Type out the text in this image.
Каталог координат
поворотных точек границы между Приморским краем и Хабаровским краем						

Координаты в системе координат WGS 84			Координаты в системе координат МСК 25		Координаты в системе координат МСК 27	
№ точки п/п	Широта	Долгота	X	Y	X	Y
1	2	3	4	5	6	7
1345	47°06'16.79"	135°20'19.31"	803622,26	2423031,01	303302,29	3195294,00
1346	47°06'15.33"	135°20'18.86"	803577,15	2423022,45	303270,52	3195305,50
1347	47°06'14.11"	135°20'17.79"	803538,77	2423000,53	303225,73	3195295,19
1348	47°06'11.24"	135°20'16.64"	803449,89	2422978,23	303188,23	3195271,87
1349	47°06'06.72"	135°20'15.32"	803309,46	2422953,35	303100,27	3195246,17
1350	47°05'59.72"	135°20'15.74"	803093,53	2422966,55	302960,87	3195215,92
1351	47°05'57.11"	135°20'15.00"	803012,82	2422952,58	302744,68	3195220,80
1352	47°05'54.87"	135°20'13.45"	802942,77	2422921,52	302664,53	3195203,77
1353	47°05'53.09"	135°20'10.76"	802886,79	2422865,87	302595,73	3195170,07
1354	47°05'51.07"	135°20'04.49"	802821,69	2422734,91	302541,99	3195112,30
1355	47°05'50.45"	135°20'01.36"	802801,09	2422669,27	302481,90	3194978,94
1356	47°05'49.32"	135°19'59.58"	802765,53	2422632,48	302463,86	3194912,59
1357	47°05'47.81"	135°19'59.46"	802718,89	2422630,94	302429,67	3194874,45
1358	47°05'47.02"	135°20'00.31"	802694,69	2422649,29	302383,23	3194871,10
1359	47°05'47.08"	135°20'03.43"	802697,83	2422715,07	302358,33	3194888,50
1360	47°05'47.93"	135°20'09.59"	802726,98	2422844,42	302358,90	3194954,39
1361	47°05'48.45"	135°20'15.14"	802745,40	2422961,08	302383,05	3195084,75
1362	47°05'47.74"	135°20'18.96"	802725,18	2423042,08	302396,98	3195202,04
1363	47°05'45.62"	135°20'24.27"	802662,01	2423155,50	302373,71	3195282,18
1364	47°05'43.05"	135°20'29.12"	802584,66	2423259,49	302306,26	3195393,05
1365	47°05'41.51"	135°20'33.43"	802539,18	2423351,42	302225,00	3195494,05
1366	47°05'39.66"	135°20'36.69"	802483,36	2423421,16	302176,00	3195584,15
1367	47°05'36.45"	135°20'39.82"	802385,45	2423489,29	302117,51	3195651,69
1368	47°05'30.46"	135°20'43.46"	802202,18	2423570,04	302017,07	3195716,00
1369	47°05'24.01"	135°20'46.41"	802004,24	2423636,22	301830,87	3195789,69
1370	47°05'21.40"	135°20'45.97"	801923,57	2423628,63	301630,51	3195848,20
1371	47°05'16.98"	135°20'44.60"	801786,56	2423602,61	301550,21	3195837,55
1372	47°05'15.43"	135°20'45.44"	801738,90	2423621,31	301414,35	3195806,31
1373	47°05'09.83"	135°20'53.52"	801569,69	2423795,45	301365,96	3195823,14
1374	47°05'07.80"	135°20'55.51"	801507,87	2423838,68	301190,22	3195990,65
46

- - -

Requirement:
Retype all of the material above with every character intact.

Output below:
Type out the text in this image.
Каталог координат
поворотных точек границы между Приморским краем и Хабаровским краем						

Координаты в системе координат WGS 84			Координаты в системе координат МСК 25		Координаты в системе координат МСК 27	
№ точки п/п	Широта	Долгота	X	Y	X	Y
1	2	3	4	5	6	7
1345	47°06'16.79"	135°20'19.31"	803622,26	2423031,01	303302,29	3195294,00
1346	47°06'15.33"	135°20'18.86"	803577,15	2423022,45	303270,52	3195305,50
1347	47°06'14.11"	135°20'17.79"	803538,77	2423000,53	303225,73	3195295,19
1348	47°06'11.24"	135°20'16.64"	803449,89	2422978,23	303188,23	3195271,87
1349	47°06'06.72"	135°20'15.32"	803309,46	2422953,35	303100,27	3195246,17
1350	47°05'59.72"	135°20'15.74"	803093,53	2422966,55	302960,87	3195215,92
1351	47°05'57.11"	135°20'15.00"	803012,82	2422952,58	302744,68	3195220,80
1352	47°05'54.87"	135°20'13.45"	802942,77	2422921,52	302664,53	3195203,77
1353	47°05'53.09"	135°20'10.76"	802886,79	2422865,87	302595,73	3195170,07
1354	47°05'51.07"	135°20'04.49"	802821,69	2422734,91	302541,99	3195112,30
1355	47°05'50.45"	135°20'01.36"	802801,09	2422669,27	302481,90	3194978,94
1356	47°05'49.32"	135°19'59.58"	802765,53	2422632,48	302463,86	3194912,59
1357	47°05'47.81"	135°19'59.46"	802718,89	2422630,94	302429,67	3194874,45
1358	47°05'47.02"	135°20'00.31"	802694,69	2422649,29	302383,23	3194871,10
1359	47°05'47.08"	135°20'03.43"	802697,83	2422715,07	302358,33	3194888,50
1360	47°05'47.93"	135°20'09.59"	802726,98	2422844,42	302358,90	3194954,39
1361	47°05'48.45"	135°20'15.14"	802745,40	2422961,08	302383,05	3195084,75
1362	47°05'47.74"	135°20'18.96"	802725,18	2423042,08	302396,98	3195202,04
1363	47°05'45.62"	135°20'24.27"	802662,01	2423155,50	302373,71	3195282,18
1364	47°05'43.05"	135°20'29.12"	802584,66	2423259,49	302306,26	3195393,05
1365	47°05'41.51"	135°20'33.43"	802539,18	2423351,42	302225,00	3195494,05
1366	47°05'39.66"	135°20'36.69"	802483,36	2423421,16	302176,00	3195584,15
1367	47°05'36.45"	135°20'39.82"	802385,45	2423489,29	302117,51	3195651,69
1368	47°05'30.46"	135°20'43.46"	802202,18	2423570,04	302017,07	3195716,00
1369	47°05'24.01"	135°20'46.41"	802004,24	2423636,22	301830,87	3195789,69
1370	47°05'21.40"	135°20'45.97"	801923,57	2423628,63	301630,51	3195848,20
1371	47°05'16.98"	135°20'44.60"	801786,56	2423602,61	301550,21	3195837,55
1372	47°05'15.43"	135°20'45.44"	801738,90	2423621,31	301414,35	3195806,31
1373	47°05'09.83"	135°20'53.52"	801569,69	2423795,45	301365,96	3195823,14
1374	47°05'07.80"	135°20'55.51"	801507,87	2423838,68	301190,22	3195990,65
46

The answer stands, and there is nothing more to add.